→ SHORT PROBLEM: Scan the data below for the string "приближений". Copy every line where it appears.

→ MATERIAL PROVIDED:
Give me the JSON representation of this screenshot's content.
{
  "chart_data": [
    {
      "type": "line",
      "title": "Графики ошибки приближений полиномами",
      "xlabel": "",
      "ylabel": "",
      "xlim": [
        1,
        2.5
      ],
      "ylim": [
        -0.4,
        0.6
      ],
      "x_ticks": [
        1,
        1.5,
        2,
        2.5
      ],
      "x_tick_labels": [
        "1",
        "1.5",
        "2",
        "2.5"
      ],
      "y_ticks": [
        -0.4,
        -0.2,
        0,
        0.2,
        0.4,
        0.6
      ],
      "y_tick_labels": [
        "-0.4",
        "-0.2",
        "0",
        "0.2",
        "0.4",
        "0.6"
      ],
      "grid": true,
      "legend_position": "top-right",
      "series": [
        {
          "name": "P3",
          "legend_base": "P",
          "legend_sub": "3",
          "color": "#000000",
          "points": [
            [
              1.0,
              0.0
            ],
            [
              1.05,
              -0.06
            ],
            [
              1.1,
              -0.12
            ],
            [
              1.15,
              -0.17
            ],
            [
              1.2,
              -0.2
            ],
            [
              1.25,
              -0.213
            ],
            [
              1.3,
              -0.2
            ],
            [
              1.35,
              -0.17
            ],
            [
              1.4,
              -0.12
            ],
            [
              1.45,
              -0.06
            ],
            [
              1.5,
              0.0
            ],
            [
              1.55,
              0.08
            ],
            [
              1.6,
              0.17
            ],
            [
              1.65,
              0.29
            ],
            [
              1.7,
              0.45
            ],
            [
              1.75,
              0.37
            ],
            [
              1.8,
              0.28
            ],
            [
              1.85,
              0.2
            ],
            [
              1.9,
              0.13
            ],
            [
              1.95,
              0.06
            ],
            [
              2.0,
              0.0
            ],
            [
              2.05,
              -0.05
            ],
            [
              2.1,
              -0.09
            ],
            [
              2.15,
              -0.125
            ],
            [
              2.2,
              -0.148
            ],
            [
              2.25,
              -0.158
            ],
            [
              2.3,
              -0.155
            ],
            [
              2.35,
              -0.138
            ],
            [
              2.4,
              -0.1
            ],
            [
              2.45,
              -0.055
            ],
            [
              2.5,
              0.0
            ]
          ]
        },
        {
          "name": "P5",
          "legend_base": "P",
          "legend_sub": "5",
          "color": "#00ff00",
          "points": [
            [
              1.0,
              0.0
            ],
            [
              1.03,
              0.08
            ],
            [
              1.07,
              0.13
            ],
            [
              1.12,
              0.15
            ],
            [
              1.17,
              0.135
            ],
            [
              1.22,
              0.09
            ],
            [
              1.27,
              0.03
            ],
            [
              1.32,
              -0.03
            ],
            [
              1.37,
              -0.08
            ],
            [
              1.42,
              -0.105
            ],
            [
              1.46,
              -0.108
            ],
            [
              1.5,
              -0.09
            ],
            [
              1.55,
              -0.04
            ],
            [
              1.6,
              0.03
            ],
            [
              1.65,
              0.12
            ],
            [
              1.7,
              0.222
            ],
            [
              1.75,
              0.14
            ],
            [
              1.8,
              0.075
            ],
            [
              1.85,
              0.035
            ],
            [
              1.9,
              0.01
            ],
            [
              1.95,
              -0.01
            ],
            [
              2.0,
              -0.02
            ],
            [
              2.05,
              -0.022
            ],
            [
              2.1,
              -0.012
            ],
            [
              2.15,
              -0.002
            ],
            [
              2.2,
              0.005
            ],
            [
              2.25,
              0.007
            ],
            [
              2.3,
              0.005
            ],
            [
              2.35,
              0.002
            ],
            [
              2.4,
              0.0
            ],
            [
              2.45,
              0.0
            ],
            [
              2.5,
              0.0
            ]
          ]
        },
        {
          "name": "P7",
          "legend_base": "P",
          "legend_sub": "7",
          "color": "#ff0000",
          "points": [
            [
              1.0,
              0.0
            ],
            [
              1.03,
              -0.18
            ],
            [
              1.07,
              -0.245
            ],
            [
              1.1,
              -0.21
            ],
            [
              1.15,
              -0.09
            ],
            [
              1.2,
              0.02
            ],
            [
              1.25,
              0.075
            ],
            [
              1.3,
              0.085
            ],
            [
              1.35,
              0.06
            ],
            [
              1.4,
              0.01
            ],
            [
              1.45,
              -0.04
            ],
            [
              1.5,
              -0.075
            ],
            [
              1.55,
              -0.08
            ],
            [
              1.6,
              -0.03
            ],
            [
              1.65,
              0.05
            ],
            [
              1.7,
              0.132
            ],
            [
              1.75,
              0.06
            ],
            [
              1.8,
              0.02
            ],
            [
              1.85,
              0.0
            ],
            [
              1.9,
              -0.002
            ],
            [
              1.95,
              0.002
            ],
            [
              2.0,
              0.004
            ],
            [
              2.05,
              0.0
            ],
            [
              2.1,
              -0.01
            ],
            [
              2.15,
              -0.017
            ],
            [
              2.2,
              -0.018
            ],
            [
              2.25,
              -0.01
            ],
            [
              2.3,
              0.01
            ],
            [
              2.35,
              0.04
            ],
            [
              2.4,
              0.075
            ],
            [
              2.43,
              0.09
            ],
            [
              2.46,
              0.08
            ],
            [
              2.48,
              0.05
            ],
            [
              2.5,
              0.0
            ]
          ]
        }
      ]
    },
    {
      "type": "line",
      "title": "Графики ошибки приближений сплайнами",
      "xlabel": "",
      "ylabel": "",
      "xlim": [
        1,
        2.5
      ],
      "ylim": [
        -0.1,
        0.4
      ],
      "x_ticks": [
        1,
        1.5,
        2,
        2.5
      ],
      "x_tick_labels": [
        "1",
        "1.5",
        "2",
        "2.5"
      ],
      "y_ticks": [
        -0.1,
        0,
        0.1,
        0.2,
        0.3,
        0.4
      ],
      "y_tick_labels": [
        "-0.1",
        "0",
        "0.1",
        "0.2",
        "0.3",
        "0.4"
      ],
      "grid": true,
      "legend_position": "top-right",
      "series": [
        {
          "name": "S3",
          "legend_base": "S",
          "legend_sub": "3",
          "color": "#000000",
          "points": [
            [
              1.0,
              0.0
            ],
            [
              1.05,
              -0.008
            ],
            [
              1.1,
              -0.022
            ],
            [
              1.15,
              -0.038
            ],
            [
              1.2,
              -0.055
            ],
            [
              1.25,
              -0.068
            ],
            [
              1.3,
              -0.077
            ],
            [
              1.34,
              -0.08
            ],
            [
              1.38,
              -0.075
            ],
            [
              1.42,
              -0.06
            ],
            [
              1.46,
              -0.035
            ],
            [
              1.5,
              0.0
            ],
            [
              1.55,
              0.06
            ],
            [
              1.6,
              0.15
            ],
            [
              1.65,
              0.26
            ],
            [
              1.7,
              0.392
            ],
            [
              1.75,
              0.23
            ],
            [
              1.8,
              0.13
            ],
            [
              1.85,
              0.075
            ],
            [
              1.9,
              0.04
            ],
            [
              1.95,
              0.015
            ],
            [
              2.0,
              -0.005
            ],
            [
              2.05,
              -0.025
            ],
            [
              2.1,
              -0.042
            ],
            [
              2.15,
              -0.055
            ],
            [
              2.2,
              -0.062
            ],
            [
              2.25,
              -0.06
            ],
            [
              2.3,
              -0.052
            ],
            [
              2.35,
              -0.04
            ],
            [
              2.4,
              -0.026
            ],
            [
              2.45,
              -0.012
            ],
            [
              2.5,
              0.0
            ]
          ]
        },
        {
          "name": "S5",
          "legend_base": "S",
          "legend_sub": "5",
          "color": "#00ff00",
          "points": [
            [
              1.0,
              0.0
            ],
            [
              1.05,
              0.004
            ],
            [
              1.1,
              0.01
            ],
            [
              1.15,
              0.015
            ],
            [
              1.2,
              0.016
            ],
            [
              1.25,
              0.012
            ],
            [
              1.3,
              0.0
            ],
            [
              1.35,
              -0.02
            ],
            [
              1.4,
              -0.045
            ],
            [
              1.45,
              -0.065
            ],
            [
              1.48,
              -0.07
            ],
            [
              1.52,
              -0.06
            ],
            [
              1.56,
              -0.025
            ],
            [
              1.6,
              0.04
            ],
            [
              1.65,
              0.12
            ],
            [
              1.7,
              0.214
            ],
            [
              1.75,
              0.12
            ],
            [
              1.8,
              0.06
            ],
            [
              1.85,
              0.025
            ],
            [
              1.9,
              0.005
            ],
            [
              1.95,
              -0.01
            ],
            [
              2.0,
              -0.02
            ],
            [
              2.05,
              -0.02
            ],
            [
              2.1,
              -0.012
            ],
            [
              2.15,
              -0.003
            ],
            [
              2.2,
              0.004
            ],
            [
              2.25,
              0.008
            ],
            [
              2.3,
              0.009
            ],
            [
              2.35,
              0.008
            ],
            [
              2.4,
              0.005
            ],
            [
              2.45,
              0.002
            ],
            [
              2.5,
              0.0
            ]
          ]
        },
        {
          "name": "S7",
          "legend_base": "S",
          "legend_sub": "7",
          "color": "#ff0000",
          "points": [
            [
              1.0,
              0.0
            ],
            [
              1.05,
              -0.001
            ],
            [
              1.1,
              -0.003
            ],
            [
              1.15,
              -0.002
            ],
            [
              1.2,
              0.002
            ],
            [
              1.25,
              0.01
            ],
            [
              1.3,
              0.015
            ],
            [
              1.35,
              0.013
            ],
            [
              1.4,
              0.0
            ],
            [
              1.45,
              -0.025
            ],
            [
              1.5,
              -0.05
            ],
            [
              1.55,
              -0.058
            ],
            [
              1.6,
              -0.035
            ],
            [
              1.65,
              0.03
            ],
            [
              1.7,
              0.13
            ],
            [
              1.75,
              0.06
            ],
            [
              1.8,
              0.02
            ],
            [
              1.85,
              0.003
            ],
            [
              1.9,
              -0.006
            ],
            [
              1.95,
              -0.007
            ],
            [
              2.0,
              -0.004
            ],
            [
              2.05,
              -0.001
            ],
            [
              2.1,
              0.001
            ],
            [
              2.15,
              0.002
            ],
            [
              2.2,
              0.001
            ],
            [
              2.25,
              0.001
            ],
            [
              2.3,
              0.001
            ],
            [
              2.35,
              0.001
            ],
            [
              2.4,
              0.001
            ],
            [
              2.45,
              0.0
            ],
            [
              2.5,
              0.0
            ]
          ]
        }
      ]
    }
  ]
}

→ RESPONSE:
      "title": "Графики ошибки приближений полиномами",
      "title": "Графики ошибки приближений сплайнами",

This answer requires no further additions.